===== RECORDS PROVIDED =====

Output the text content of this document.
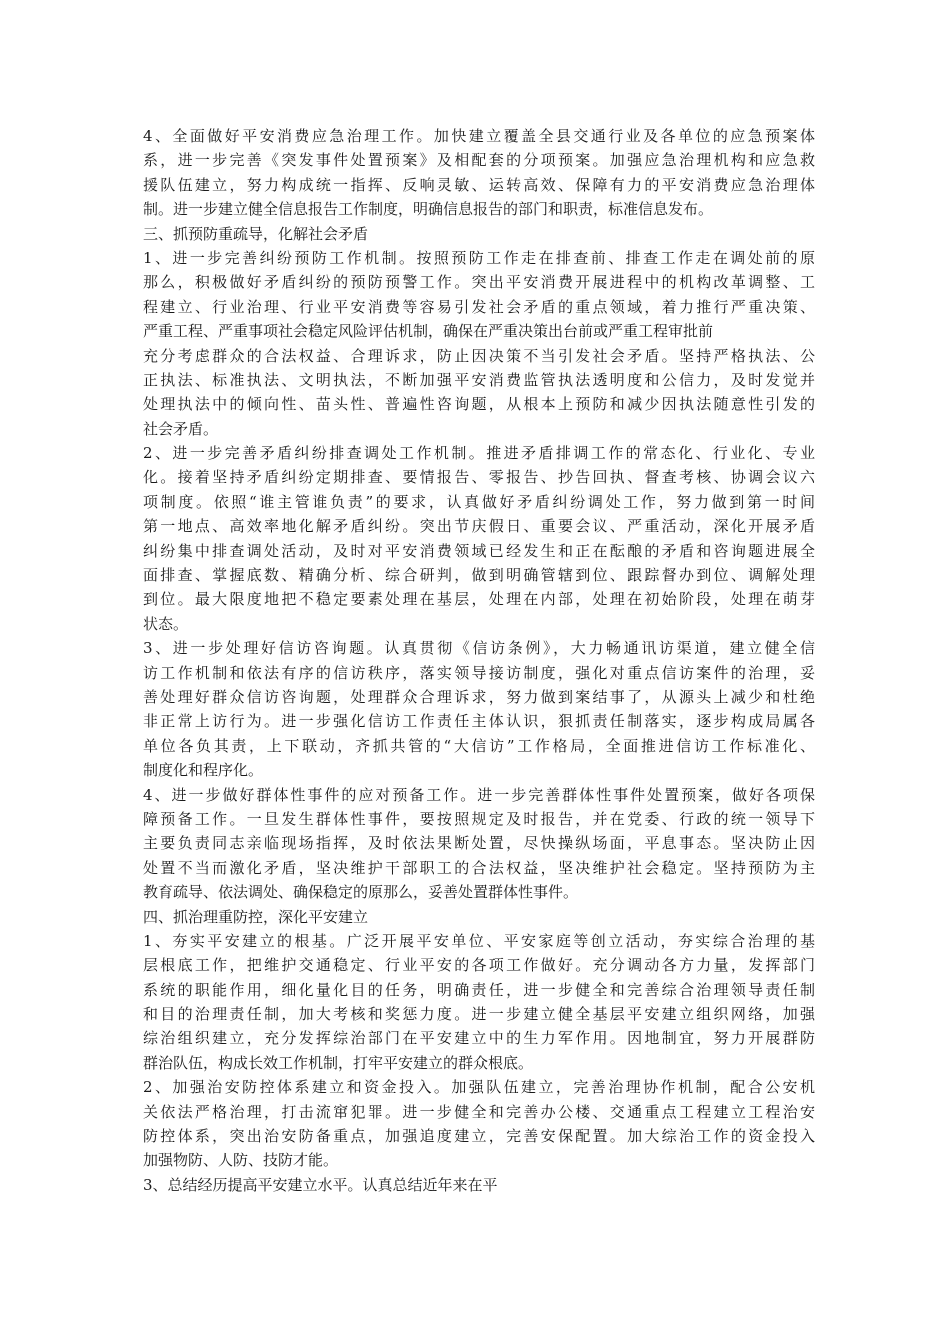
4、全面做好平安消费应急治理工作。加快建立覆盖全县交通行业及各单位的应急预案体
系，进一步完善《突发事件处置预案》及相配套的分项预案。加强应急治理机构和应急救
援队伍建立，努力构成统一指挥、反响灵敏、运转高效、保障有力的平安消费应急治理体
制。进一步建立健全信息报告工作制度，明确信息报告的部门和职责，标准信息发布。
三、抓预防重疏导，化解社会矛盾
1、进一步完善纠纷预防工作机制。按照预防工作走在排查前、排查工作走在调处前的原
那么，积极做好矛盾纠纷的预防预警工作。突出平安消费开展进程中的机构改革调整、工
程建立、行业治理、行业平安消费等容易引发社会矛盾的重点领域，着力推行严重决策、
严重工程、严重事项社会稳定风险评估机制，确保在严重决策出台前或严重工程审批前
充分考虑群众的合法权益、合理诉求，防止因决策不当引发社会矛盾。坚持严格执法、公
正执法、标准执法、文明执法，不断加强平安消费监管执法透明度和公信力，及时发觉并
处理执法中的倾向性、苗头性、普遍性咨询题，从根本上预防和减少因执法随意性引发的
社会矛盾。
2、进一步完善矛盾纠纷排查调处工作机制。推进矛盾排调工作的常态化、行业化、专业
化。接着坚持矛盾纠纷定期排查、要情报告、零报告、抄告回执、督查考核、协调会议六
项制度。依照“谁主管谁负责”的要求，认真做好矛盾纠纷调处工作，努力做到第一时间
第一地点、高效率地化解矛盾纠纷。突出节庆假日、重要会议、严重活动，深化开展矛盾
纠纷集中排查调处活动，及时对平安消费领域已经发生和正在酝酿的矛盾和咨询题进展全
面排查、掌握底数、精确分析、综合研判，做到明确管辖到位、跟踪督办到位、调解处理
到位。最大限度地把不稳定要素处理在基层，处理在内部，处理在初始阶段，处理在萌芽
状态。
3、进一步处理好信访咨询题。认真贯彻《信访条例》，大力畅通讯访渠道，建立健全信
访工作机制和依法有序的信访秩序，落实领导接访制度，强化对重点信访案件的治理，妥
善处理好群众信访咨询题，处理群众合理诉求，努力做到案结事了，从源头上减少和杜绝
非正常上访行为。进一步强化信访工作责任主体认识，狠抓责任制落实，逐步构成局属各
单位各负其责，上下联动，齐抓共管的“大信访”工作格局，全面推进信访工作标准化、
制度化和程序化。
4、进一步做好群体性事件的应对预备工作。进一步完善群体性事件处置预案，做好各项保
障预备工作。一旦发生群体性事件，要按照规定及时报告，并在党委、行政的统一领导下
主要负责同志亲临现场指挥，及时依法果断处置，尽快操纵场面，平息事态。坚决防止因
处置不当而激化矛盾，坚决维护干部职工的合法权益，坚决维护社会稳定。坚持预防为主
教育疏导、依法调处、确保稳定的原那么，妥善处置群体性事件。
四、抓治理重防控，深化平安建立
1、夯实平安建立的根基。广泛开展平安单位、平安家庭等创立活动，夯实综合治理的基
层根底工作，把维护交通稳定、行业平安的各项工作做好。充分调动各方力量，发挥部门
系统的职能作用，细化量化目的任务，明确责任，进一步健全和完善综合治理领导责任制
和目的治理责任制，加大考核和奖惩力度。进一步建立健全基层平安建立组织网络，加强
综治组织建立，充分发挥综治部门在平安建立中的生力军作用。因地制宜，努力开展群防
群治队伍，构成长效工作机制，打牢平安建立的群众根底。
2、加强治安防控体系建立和资金投入。加强队伍建立，完善治理协作机制，配合公安机
关依法严格治理，打击流窜犯罪。进一步健全和完善办公楼、交通重点工程建立工程治安
防控体系，突出治安防备重点，加强追度建立，完善安保配置。加大综治工作的资金投入
加强物防、人防、技防才能。
3、总结经历提高平安建立水平。认真总结近年来在平
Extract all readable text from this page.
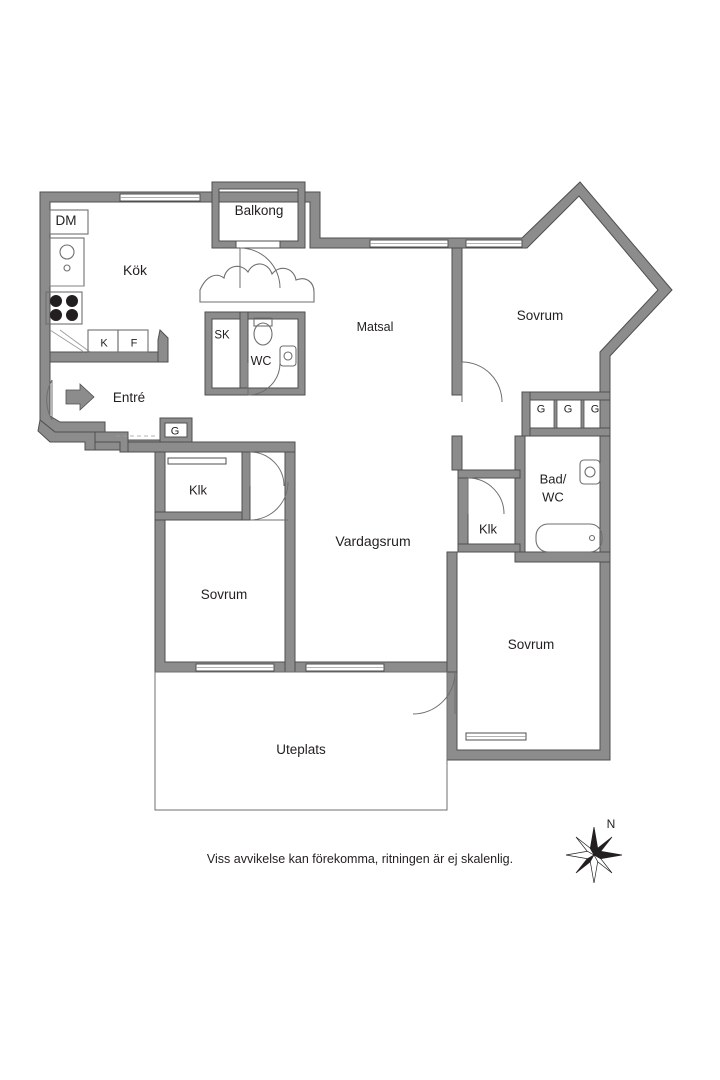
N
DM
Kök
K F
Balkong
SK
WC
Matsal
Sovrum
Entré
G
G G G
Bad/
WC
Klk
Klk
Vardagsrum
Sovrum
Sovrum
Uteplats
Viss avvikelse kan förekomma, ritningen är ej skalenlig.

=====

PROBLEM DESCRIPTION:
Every line should be retyped exactly, with the pictures omitted.

ANSWER:
Output the text content of this document.
4、全面做好平安消费应急治理工作。加快建立覆盖全县交通行业及各单位的应急预案体
系，进一步完善《突发事件处置预案》及相配套的分项预案。加强应急治理机构和应急救
援队伍建立，努力构成统一指挥、反响灵敏、运转高效、保障有力的平安消费应急治理体
制。进一步建立健全信息报告工作制度，明确信息报告的部门和职责，标准信息发布。
三、抓预防重疏导，化解社会矛盾
1、进一步完善纠纷预防工作机制。按照预防工作走在排查前、排查工作走在调处前的原
那么，积极做好矛盾纠纷的预防预警工作。突出平安消费开展进程中的机构改革调整、工
程建立、行业治理、行业平安消费等容易引发社会矛盾的重点领域，着力推行严重决策、
严重工程、严重事项社会稳定风险评估机制，确保在严重决策出台前或严重工程审批前
充分考虑群众的合法权益、合理诉求，防止因决策不当引发社会矛盾。坚持严格执法、公
正执法、标准执法、文明执法，不断加强平安消费监管执法透明度和公信力，及时发觉并
处理执法中的倾向性、苗头性、普遍性咨询题，从根本上预防和减少因执法随意性引发的
社会矛盾。
2、进一步完善矛盾纠纷排查调处工作机制。推进矛盾排调工作的常态化、行业化、专业
化。接着坚持矛盾纠纷定期排查、要情报告、零报告、抄告回执、督查考核、协调会议六
项制度。依照“谁主管谁负责”的要求，认真做好矛盾纠纷调处工作，努力做到第一时间
第一地点、高效率地化解矛盾纠纷。突出节庆假日、重要会议、严重活动，深化开展矛盾
纠纷集中排查调处活动，及时对平安消费领域已经发生和正在酝酿的矛盾和咨询题进展全
面排查、掌握底数、精确分析、综合研判，做到明确管辖到位、跟踪督办到位、调解处理
到位。最大限度地把不稳定要素处理在基层，处理在内部，处理在初始阶段，处理在萌芽
状态。
3、进一步处理好信访咨询题。认真贯彻《信访条例》，大力畅通讯访渠道，建立健全信
访工作机制和依法有序的信访秩序，落实领导接访制度，强化对重点信访案件的治理，妥
善处理好群众信访咨询题，处理群众合理诉求，努力做到案结事了，从源头上减少和杜绝
非正常上访行为。进一步强化信访工作责任主体认识，狠抓责任制落实，逐步构成局属各
单位各负其责，上下联动，齐抓共管的“大信访”工作格局，全面推进信访工作标准化、
制度化和程序化。
4、进一步做好群体性事件的应对预备工作。进一步完善群体性事件处置预案，做好各项保
障预备工作。一旦发生群体性事件，要按照规定及时报告，并在党委、行政的统一领导下
主要负责同志亲临现场指挥，及时依法果断处置，尽快操纵场面，平息事态。坚决防止因
处置不当而激化矛盾，坚决维护干部职工的合法权益，坚决维护社会稳定。坚持预防为主
教育疏导、依法调处、确保稳定的原那么，妥善处置群体性事件。
四、抓治理重防控，深化平安建立
1、夯实平安建立的根基。广泛开展平安单位、平安家庭等创立活动，夯实综合治理的基
层根底工作，把维护交通稳定、行业平安的各项工作做好。充分调动各方力量，发挥部门
系统的职能作用，细化量化目的任务，明确责任，进一步健全和完善综合治理领导责任制
和目的治理责任制，加大考核和奖惩力度。进一步建立健全基层平安建立组织网络，加强
综治组织建立，充分发挥综治部门在平安建立中的生力军作用。因地制宜，努力开展群防
群治队伍，构成长效工作机制，打牢平安建立的群众根底。
2、加强治安防控体系建立和资金投入。加强队伍建立，完善治理协作机制，配合公安机
关依法严格治理，打击流窜犯罪。进一步健全和完善办公楼、交通重点工程建立工程治安
防控体系，突出治安防备重点，加强追度建立，完善安保配置。加大综治工作的资金投入
加强物防、人防、技防才能。
3、总结经历提高平安建立水平。认真总结近年来在平
Extract all readable text from this page.
N
DM
Kök
K F
Balkong
SK
WC
Matsal
Sovrum
Entré
G
G G G
Bad/
WC
Klk
Klk
Vardagsrum
Sovrum
Sovrum
Uteplats
Viss avvikelse kan förekomma, ritningen är ej skalenlig.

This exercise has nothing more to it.